• INSTRUCTIONS:
[A] In the text on painting in nature, transcribe the passage starting with "Thinking of these" and going on through "a spiritual level.".
[B] According to the text on painting in nature, how many paintings a day does the writer usually do on longer camping and painting trips?

• TEXT BLOCK:
########
Artists who paint in nature will often tell you that the first painting of the day is usually a scraper (a term meaning a bad painting which will be scraped off so you can use the canvas again). I have spent enough days out there painting to know the truth of that statement. By the time you hit early evening though – if you are determined enough to be out for the whole day – your sense of colour, composition and economy of brush strokes peaks and you may…just may, come back home with a keeper.
I have also been on much longer camping and painting trips. And the experience is similar, but deeper. Day after day, your work gets better and your sense of nature grows more acute. Your colours peak and your composition gets to almost zen levels. On such trips I usually do three to four paintings a day, and come back with about ten keepers. That’s a lot. Trust me. Like fish, many of them get away from you.
Thinking of these experiences has led me to coin the concept of #UrbanShedding. Yes in many ways it is another term that means #Unplugging, but where unplugging has come to be associated with devices and being on the grid somehow, #UrbanShedding is a deeper “letting go” at a spiritual level.
As an artist I know I notice a significant transition when I undergo #UrbanShedding in nature. You may be immersed in nature, deep in a national park, but as you paint your first few, your mind is still fighting battles miles away in an office, a commute or complex human relationships. Your bills creep into your colors and your anxieties reflect in the vigour of your brush strokes. It takes time to shed all these trappings off. But I strongly believe that the results are very different and genuine and closer to nature when you have given up the Urban in you.
########
• EXTRACTED ENTRIES:
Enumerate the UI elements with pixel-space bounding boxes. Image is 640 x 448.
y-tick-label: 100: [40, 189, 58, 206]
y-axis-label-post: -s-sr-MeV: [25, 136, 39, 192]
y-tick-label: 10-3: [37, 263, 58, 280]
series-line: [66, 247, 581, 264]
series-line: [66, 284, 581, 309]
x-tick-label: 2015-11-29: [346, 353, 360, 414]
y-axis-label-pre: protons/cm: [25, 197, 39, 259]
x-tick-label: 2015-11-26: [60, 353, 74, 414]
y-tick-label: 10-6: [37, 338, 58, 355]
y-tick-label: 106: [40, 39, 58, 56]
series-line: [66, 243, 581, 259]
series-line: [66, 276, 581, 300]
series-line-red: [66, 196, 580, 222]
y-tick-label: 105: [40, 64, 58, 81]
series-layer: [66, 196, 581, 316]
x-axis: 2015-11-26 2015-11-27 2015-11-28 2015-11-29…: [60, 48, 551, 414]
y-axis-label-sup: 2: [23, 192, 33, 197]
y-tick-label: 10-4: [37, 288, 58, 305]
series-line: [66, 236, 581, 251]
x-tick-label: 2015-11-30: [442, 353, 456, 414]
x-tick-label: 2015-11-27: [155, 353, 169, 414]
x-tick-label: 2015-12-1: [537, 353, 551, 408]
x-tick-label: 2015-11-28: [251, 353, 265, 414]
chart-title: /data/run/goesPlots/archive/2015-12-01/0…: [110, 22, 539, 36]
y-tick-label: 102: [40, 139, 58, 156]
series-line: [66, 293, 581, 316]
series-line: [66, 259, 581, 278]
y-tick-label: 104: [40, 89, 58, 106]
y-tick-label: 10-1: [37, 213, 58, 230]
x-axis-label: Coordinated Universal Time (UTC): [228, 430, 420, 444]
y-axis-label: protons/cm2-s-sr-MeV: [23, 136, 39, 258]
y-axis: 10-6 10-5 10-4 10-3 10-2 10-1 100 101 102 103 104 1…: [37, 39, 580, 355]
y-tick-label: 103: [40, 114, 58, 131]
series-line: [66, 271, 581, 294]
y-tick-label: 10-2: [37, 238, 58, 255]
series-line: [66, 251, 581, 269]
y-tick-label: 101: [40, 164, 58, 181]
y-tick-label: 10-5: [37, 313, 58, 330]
########
• ANSWERS BY TASK:
[A]
Thinking of these experiences has led me to coin the concept of #UrbanShedding. Yes in many ways it is another term that means #Unplugging, but where unplugging has come to be associated with devices and being on the grid somehow, #UrbanShedding is a deeper “letting go” at a spiritual level.

[B] Three to four paintings a day.